Records contained in a dataset
┄┄┄┄┄┄┄┄┄┄┄┄┄┄┄┄┄┄┄┄

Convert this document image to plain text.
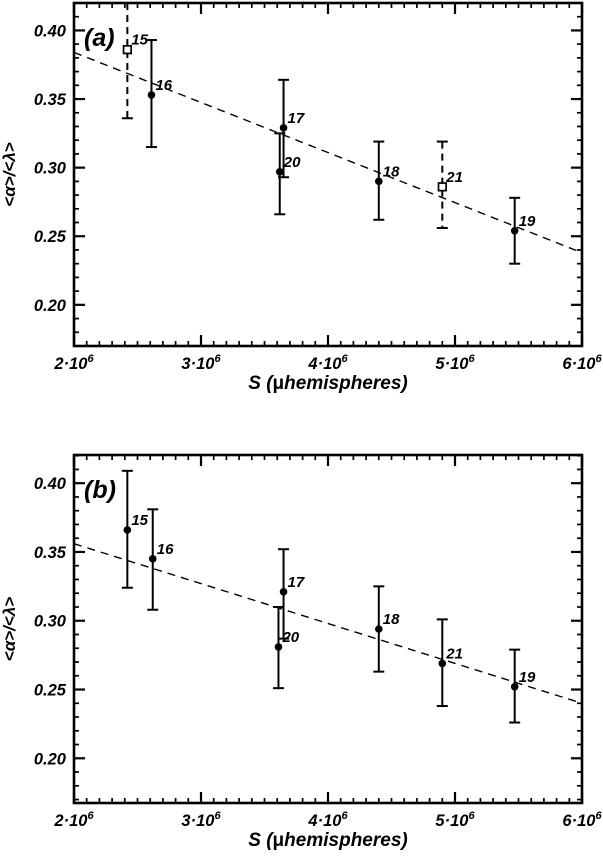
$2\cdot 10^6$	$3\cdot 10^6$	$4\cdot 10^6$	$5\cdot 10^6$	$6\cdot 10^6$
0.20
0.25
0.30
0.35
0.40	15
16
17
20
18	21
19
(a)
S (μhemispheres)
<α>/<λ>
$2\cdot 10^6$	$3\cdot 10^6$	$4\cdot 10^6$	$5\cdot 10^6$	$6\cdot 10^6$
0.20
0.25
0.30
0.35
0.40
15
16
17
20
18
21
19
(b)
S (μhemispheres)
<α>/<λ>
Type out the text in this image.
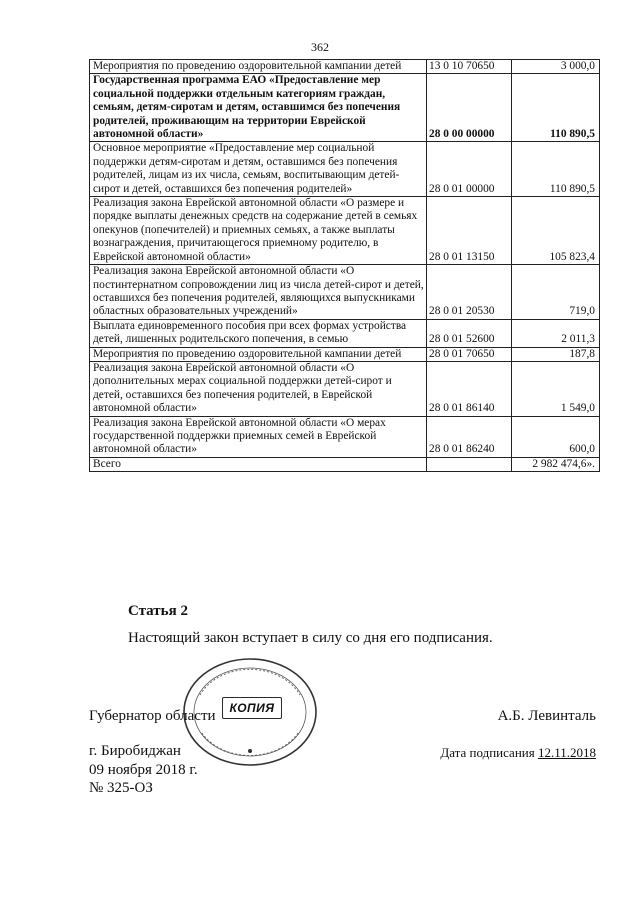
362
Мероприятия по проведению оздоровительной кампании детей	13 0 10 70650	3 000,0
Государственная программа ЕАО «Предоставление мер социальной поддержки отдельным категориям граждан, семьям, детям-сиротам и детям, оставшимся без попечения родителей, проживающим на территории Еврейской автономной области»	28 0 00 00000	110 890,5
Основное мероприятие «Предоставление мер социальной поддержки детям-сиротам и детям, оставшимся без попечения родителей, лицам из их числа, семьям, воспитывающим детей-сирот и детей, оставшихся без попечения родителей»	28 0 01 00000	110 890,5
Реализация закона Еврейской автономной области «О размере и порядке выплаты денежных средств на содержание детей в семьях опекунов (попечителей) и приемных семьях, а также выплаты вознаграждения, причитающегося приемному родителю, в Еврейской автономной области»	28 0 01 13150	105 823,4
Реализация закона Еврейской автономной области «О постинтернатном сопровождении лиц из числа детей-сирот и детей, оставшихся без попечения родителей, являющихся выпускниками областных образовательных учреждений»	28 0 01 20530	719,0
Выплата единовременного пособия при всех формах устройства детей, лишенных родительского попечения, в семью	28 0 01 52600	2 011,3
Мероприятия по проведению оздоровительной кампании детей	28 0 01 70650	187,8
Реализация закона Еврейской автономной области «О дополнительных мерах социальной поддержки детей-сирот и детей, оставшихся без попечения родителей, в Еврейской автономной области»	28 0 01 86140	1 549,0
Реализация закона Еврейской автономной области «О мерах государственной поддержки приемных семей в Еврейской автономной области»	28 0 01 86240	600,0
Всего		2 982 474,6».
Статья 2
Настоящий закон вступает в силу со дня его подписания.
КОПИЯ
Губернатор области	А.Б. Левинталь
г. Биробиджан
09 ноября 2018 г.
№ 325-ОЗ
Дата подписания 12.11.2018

┄┄┄┄┄┄┄┄┄┄┄┄┄┄┄┄┄┄┄┄

### [Requirements]
From the data above, pick out each line containing "социальной" and copy it.

### [Result below]
Государственная программа ЕАО «Предоставление мер социальной поддержки отдельным категориям граждан, семьям, детям-сиротам и детям, оставшимся без попечения родителей, проживающим на территории Еврейской автономной области»	28 0 00 00000	110 890,5
Основное мероприятие «Предоставление мер социальной поддержки детям-сиротам и детям, оставшимся без попечения родителей, лицам из их числа, семьям, воспитывающим детей-сирот и детей, оставшихся без попечения родителей»	28 0 01 00000	110 890,5
Реализация закона Еврейской автономной области «О дополнительных мерах социальной поддержки детей-сирот и детей, оставшихся без попечения родителей, в Еврейской автономной области»	28 0 01 86140	1 549,0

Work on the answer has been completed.